═════ Input material ═════

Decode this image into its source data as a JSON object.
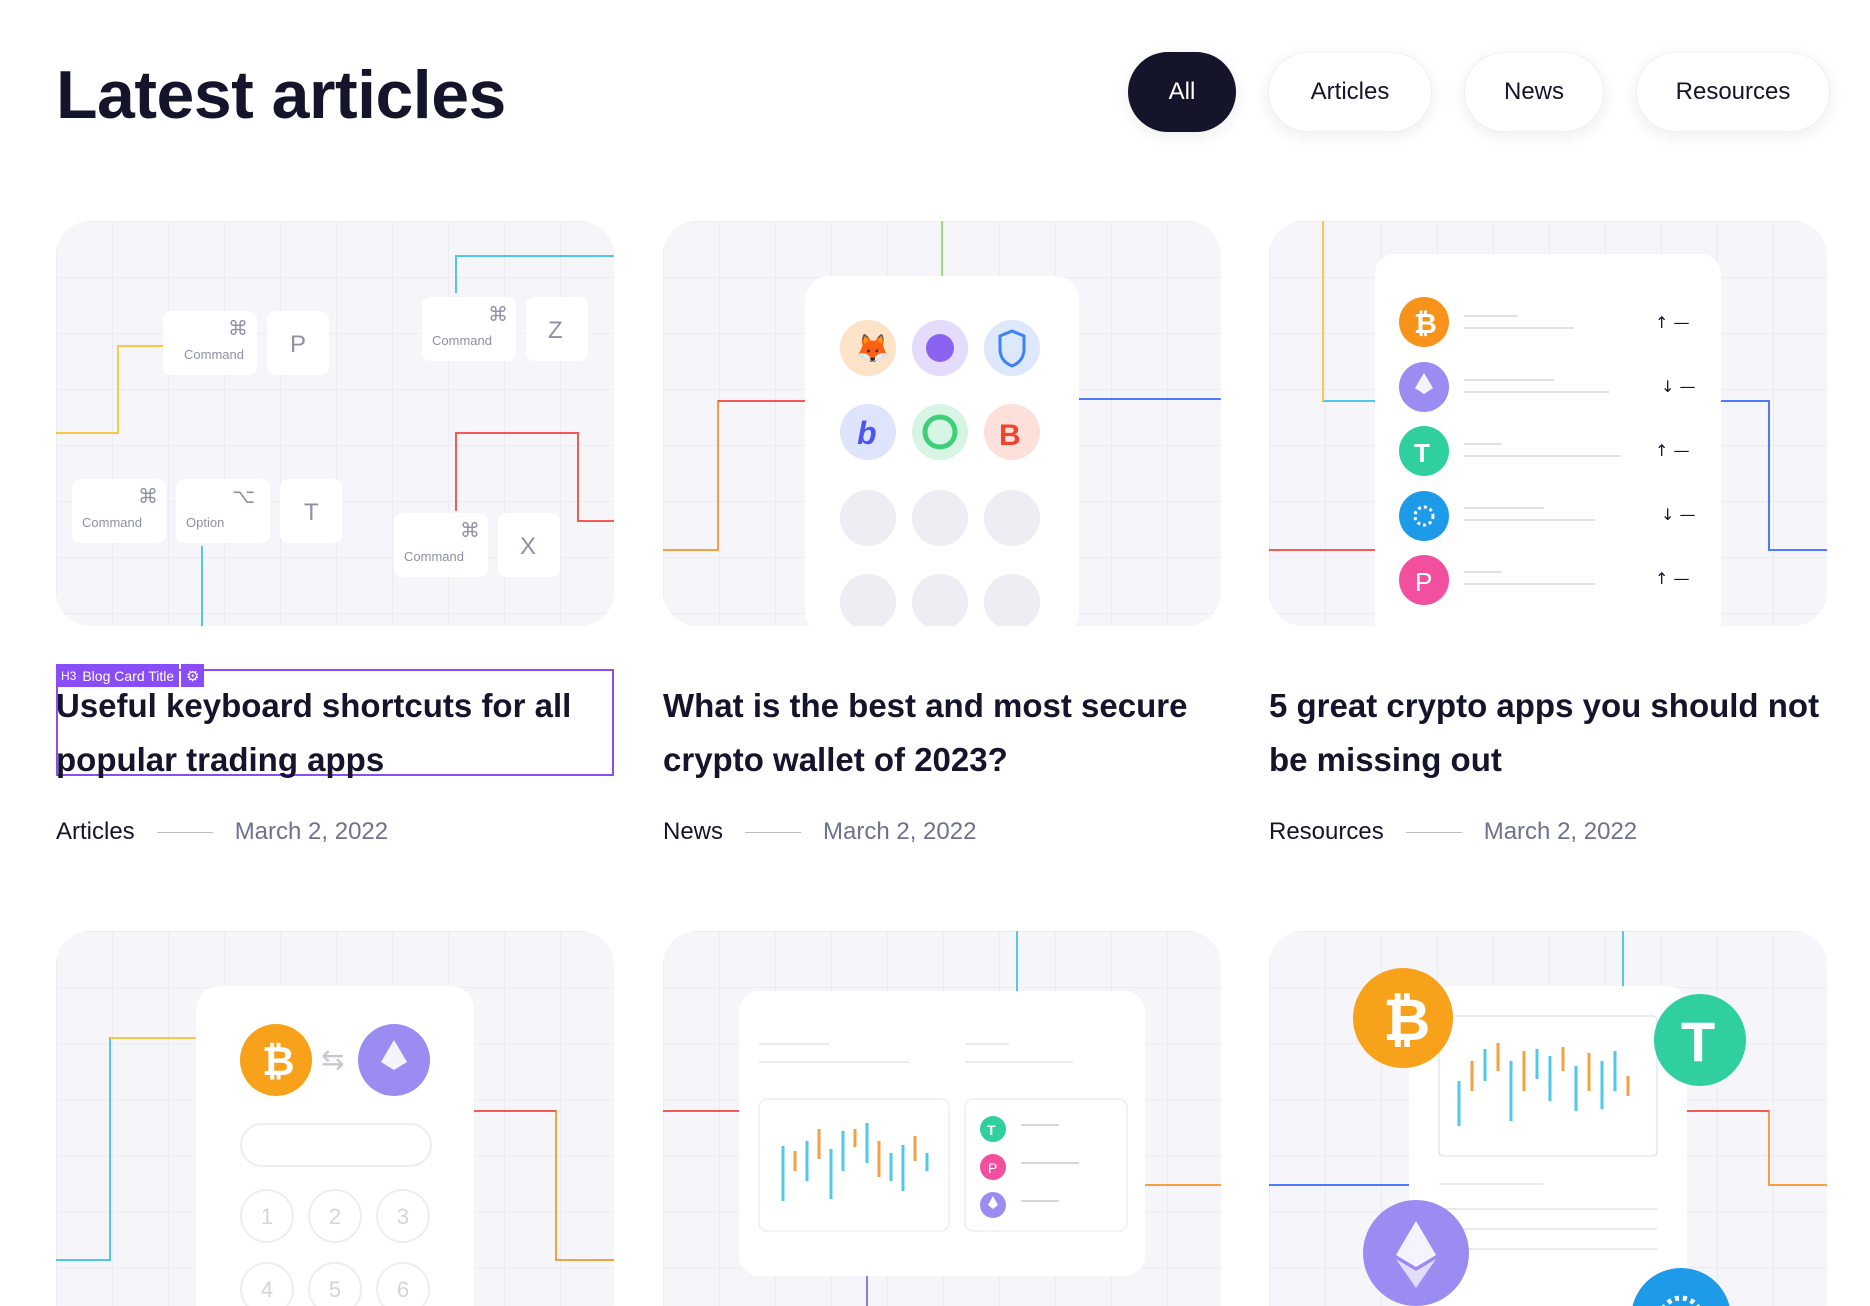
{
  "page": {
    "title": "Latest articles"
  },
  "filters": [
    {
      "label": "All",
      "active": true
    },
    {
      "label": "Articles",
      "active": false
    },
    {
      "label": "News",
      "active": false
    },
    {
      "label": "Resources",
      "active": false
    }
  ],
  "editor": {
    "tag": "H3",
    "label": "Blog Card Title",
    "icon": "gear-icon",
    "accent": "#8a4cf7"
  },
  "cards": [
    {
      "title": "Useful keyboard shortcuts for all popular trading apps",
      "category": "Articles",
      "date": "March 2, 2022",
      "keys": {
        "command": "Command",
        "option": "Option",
        "cmd_symbol": "⌘",
        "opt_symbol": "⌥",
        "p": "P",
        "z": "Z",
        "t": "T",
        "x": "X"
      }
    },
    {
      "title": "What is the best and most secure crypto wallet of 2023?",
      "category": "News",
      "date": "March 2, 2022"
    },
    {
      "title": "5 great crypto apps you should not be missing out",
      "category": "Resources",
      "date": "March 2, 2022"
    },
    {
      "title": "",
      "category": "",
      "date": "",
      "keypad": [
        "1",
        "2",
        "3",
        "4",
        "5",
        "6"
      ]
    },
    {
      "title": "",
      "category": "",
      "date": ""
    },
    {
      "title": "",
      "category": "",
      "date": ""
    }
  ],
  "colors": {
    "dark": "#14142b",
    "muted": "#6e7191",
    "bitcoin": "#f7931a",
    "ethereum": "#8c7cf0",
    "tether": "#26c6a6",
    "cardano": "#1e90ff",
    "polkadot": "#e6007a",
    "line_red": "#f25c54",
    "line_yellow": "#f7c948",
    "line_blue": "#4f7cff",
    "line_cyan": "#4ec9e8",
    "line_green": "#a3d977",
    "line_orange": "#f5a142"
  }
}
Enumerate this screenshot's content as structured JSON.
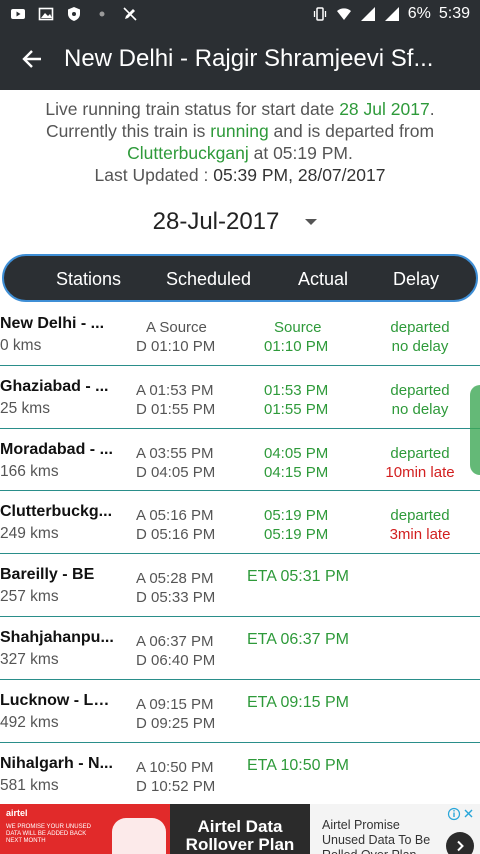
{
  "status_bar": {
    "left_icons": [
      "youtube-icon",
      "gallery-icon",
      "shield-icon",
      "notification-dot-icon",
      "pencil-off-icon"
    ],
    "right_icons": [
      "vibrate-icon",
      "wifi-icon",
      "signal-icon",
      "signal-icon"
    ],
    "battery": "6%",
    "time": "5:39"
  },
  "app_bar": {
    "title": "New Delhi - Rajgir Shramjeevi Sf..."
  },
  "info": {
    "line1_prefix": "Live running train status for start date ",
    "start_date": "28 Jul 2017",
    "line1_suffix": ".",
    "line2_prefix": "Currently this train is ",
    "state": "running",
    "line2_suffix": " and is departed from",
    "station": "Clutterbuckganj",
    "line3_suffix": " at 05:19 PM.",
    "line4_prefix": "Last Updated : ",
    "last_updated": "05:39 PM, 28/07/2017"
  },
  "date_selector": {
    "value": "28-Jul-2017"
  },
  "table": {
    "headers": [
      "Stations",
      "Scheduled",
      "Actual",
      "Delay"
    ],
    "rows": [
      {
        "name": "New Delhi - ...",
        "km": "0 kms",
        "sched_a": "A Source",
        "sched_d": "D 01:10 PM",
        "actual_a": "Source",
        "actual_d": "01:10 PM",
        "status": "departed",
        "delay": "no delay",
        "late": false
      },
      {
        "name": "Ghaziabad - ...",
        "km": "25 kms",
        "sched_a": "A 01:53 PM",
        "sched_d": "D 01:55 PM",
        "actual_a": "01:53 PM",
        "actual_d": "01:55 PM",
        "status": "departed",
        "delay": "no delay",
        "late": false
      },
      {
        "name": "Moradabad - ...",
        "km": "166 kms",
        "sched_a": "A 03:55 PM",
        "sched_d": "D 04:05 PM",
        "actual_a": "04:05 PM",
        "actual_d": "04:15 PM",
        "status": "departed",
        "delay": "10min  late",
        "late": true
      },
      {
        "name": "Clutterbuckg...",
        "km": "249 kms",
        "sched_a": "A 05:16 PM",
        "sched_d": "D 05:16 PM",
        "actual_a": "05:19 PM",
        "actual_d": "05:19 PM",
        "status": "departed",
        "delay": "3min  late",
        "late": true
      },
      {
        "name": "Bareilly - BE",
        "km": "257 kms",
        "sched_a": "A 05:28 PM",
        "sched_d": "D 05:33 PM",
        "eta": "ETA 05:31 PM"
      },
      {
        "name": "Shahjahanpu...",
        "km": "327 kms",
        "sched_a": "A 06:37 PM",
        "sched_d": "D 06:40 PM",
        "eta": "ETA 06:37 PM"
      },
      {
        "name": "Lucknow - LK...",
        "km": "492 kms",
        "sched_a": "A 09:15 PM",
        "sched_d": "D 09:25 PM",
        "eta": "ETA 09:15 PM"
      },
      {
        "name": "Nihalgarh - N...",
        "km": "581 kms",
        "sched_a": "A 10:50 PM",
        "sched_d": "D 10:52 PM",
        "eta": "ETA 10:50 PM"
      }
    ]
  },
  "ad": {
    "brand": "airtel",
    "promise_text": "WE PROMISE YOUR UNUSED DATA WILL BE ADDED BACK NEXT MONTH",
    "headline": "Airtel Data Rollover Plan",
    "body": "Airtel Promise Unused Data To Be Rolled Over Plan",
    "colors": {
      "red": "#e12a2a",
      "dark": "#2b2b2b"
    }
  },
  "colors": {
    "bar_bg": "#2b2f33",
    "accent_green": "#2e9a3a",
    "late_red": "#d21f1f",
    "divider_teal": "#2a8e8a",
    "header_border": "#3f8fd6"
  }
}
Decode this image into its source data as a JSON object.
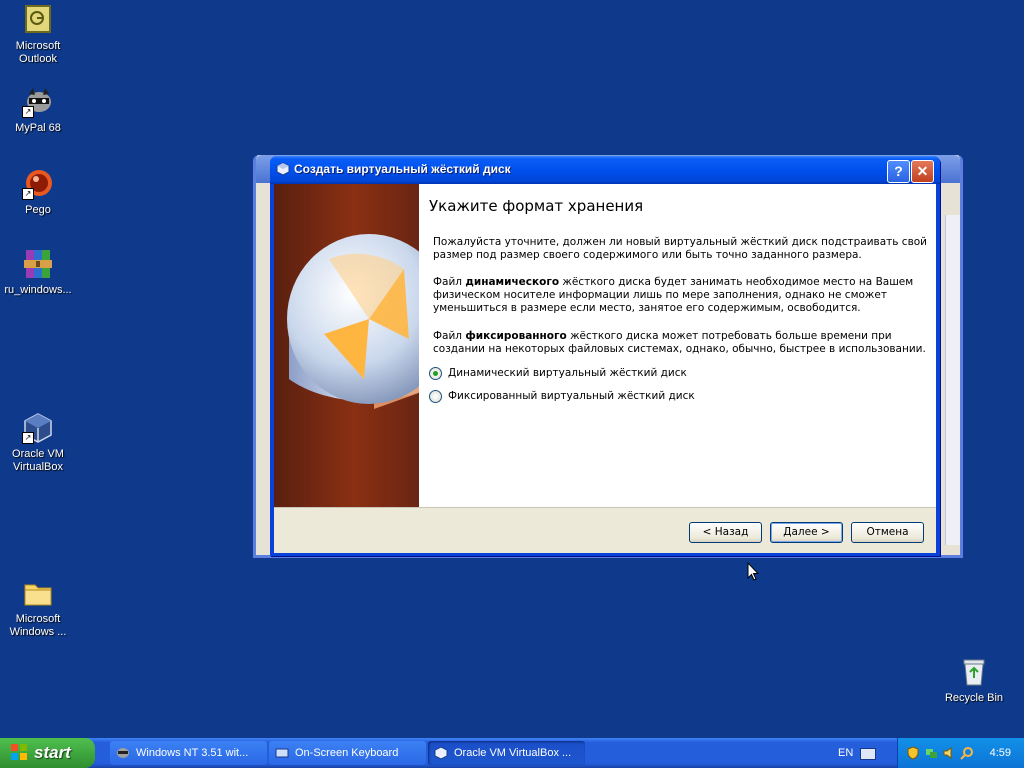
{
  "desktop": {
    "icons": [
      {
        "label": "Microsoft Outlook"
      },
      {
        "label": "MyPal 68"
      },
      {
        "label": "Pego"
      },
      {
        "label": "ru_windows..."
      },
      {
        "label": "Oracle VM VirtualBox"
      },
      {
        "label": "Microsoft Windows ..."
      },
      {
        "label": "Recycle Bin"
      }
    ]
  },
  "dialog": {
    "title": "Создать виртуальный жёсткий диск",
    "heading": "Укажите формат хранения",
    "para1": "Пожалуйста уточните, должен ли новый виртуальный жёсткий диск подстраивать свой размер под размер своего содержимого или быть точно заданного размера.",
    "para2_prefix": "Файл ",
    "para2_bold": "динамического",
    "para2_rest": " жёсткого диска будет занимать необходимое место на Вашем физическом носителе информации лишь по мере заполнения, однако не сможет уменьшиться в размере если место, занятое его содержимым, освободится.",
    "para3_prefix": "Файл ",
    "para3_bold": "фиксированного",
    "para3_rest": " жёсткого диска может потребовать больше времени при создании на некоторых файловых системах, однако, обычно, быстрее в использовании.",
    "options": [
      {
        "label": "Динамический виртуальный жёсткий диск",
        "selected": true
      },
      {
        "label": "Фиксированный виртуальный жёсткий диск",
        "selected": false
      }
    ],
    "buttons": {
      "back": "< Назад",
      "next": "Далее >",
      "cancel": "Отмена"
    }
  },
  "taskbar": {
    "start_label": "start",
    "tasks": [
      {
        "label": "Windows NT 3.51 wit..."
      },
      {
        "label": "On-Screen Keyboard"
      },
      {
        "label": "Oracle VM VirtualBox ..."
      }
    ],
    "language": "EN",
    "clock": "4:59"
  }
}
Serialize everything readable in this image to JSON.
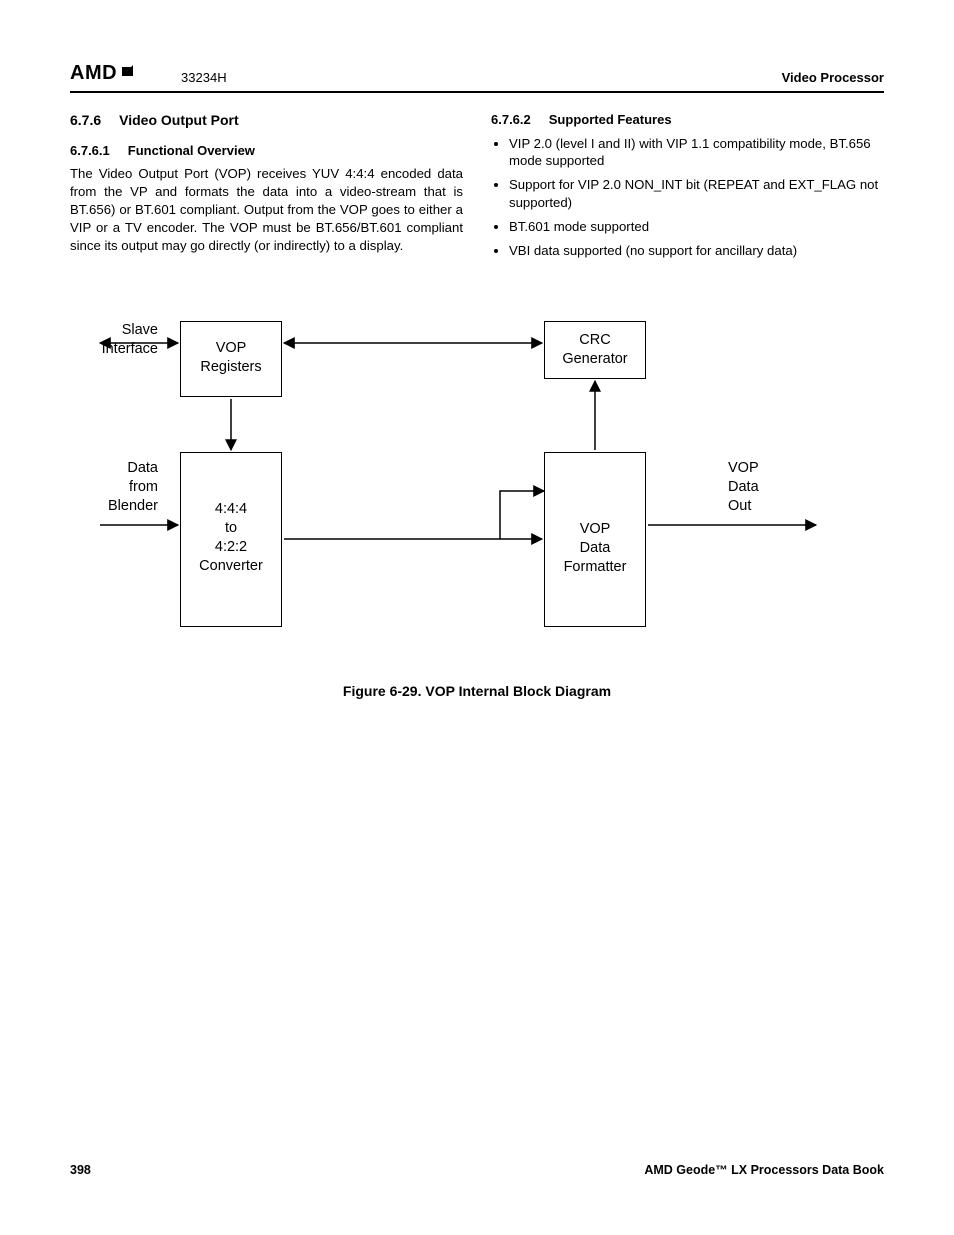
{
  "header": {
    "logo_text": "AMD",
    "doc_number": "33234H",
    "chapter": "Video Processor"
  },
  "left_col": {
    "section_num": "6.7.6",
    "section_title": "Video Output Port",
    "sub_num": "6.7.6.1",
    "sub_title": "Functional Overview",
    "para": "The Video Output Port (VOP) receives YUV 4:4:4 encoded data from the VP and formats the data into a video-stream that is BT.656) or BT.601 compliant. Output from the VOP goes to either a VIP or a TV encoder. The VOP must be BT.656/BT.601 compliant since its output may go directly (or indirectly) to a display."
  },
  "right_col": {
    "sub_num": "6.7.6.2",
    "sub_title": "Supported Features",
    "items": [
      "VIP 2.0 (level I and II) with VIP 1.1 compatibility mode, BT.656 mode supported",
      "Support for VIP 2.0 NON_INT bit (REPEAT and EXT_FLAG not supported)",
      "BT.601 mode supported",
      "VBI data supported (no support for ancillary data)"
    ]
  },
  "diagram": {
    "slave_interface": "Slave\nInterface",
    "vop_registers": "VOP\nRegisters",
    "crc_generator": "CRC\nGenerator",
    "data_from_blender": "Data\nfrom\nBlender",
    "converter": "4:4:4\nto\n4:2:2\nConverter",
    "vop_formatter": "VOP\nData\nFormatter",
    "vop_data_out": "VOP\nData\nOut",
    "caption": "Figure 6-29.  VOP Internal Block Diagram"
  },
  "footer": {
    "page_num": "398",
    "book": "AMD Geode™ LX Processors Data Book"
  }
}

═════

→ Problem requirements
Nothing but the lines from the one holding "Serialize everything readable" through the last line of the entries should be written out, exactly and inclusively, minus the pictures.

→ Correct response
Serialize everything readable in this image to JSON.
{
  "header": {
    "logo_text": "AMD",
    "doc_number": "33234H",
    "chapter": "Video Processor"
  },
  "left_col": {
    "section_num": "6.7.6",
    "section_title": "Video Output Port",
    "sub_num": "6.7.6.1",
    "sub_title": "Functional Overview",
    "para": "The Video Output Port (VOP) receives YUV 4:4:4 encoded data from the VP and formats the data into a video-stream that is BT.656) or BT.601 compliant. Output from the VOP goes to either a VIP or a TV encoder. The VOP must be BT.656/BT.601 compliant since its output may go directly (or indirectly) to a display."
  },
  "right_col": {
    "sub_num": "6.7.6.2",
    "sub_title": "Supported Features",
    "items": [
      "VIP 2.0 (level I and II) with VIP 1.1 compatibility mode, BT.656 mode supported",
      "Support for VIP 2.0 NON_INT bit (REPEAT and EXT_FLAG not supported)",
      "BT.601 mode supported",
      "VBI data supported (no support for ancillary data)"
    ]
  },
  "diagram": {
    "slave_interface": "Slave\nInterface",
    "vop_registers": "VOP\nRegisters",
    "crc_generator": "CRC\nGenerator",
    "data_from_blender": "Data\nfrom\nBlender",
    "converter": "4:4:4\nto\n4:2:2\nConverter",
    "vop_formatter": "VOP\nData\nFormatter",
    "vop_data_out": "VOP\nData\nOut",
    "caption": "Figure 6-29.  VOP Internal Block Diagram"
  },
  "footer": {
    "page_num": "398",
    "book": "AMD Geode™ LX Processors Data Book"
  }
}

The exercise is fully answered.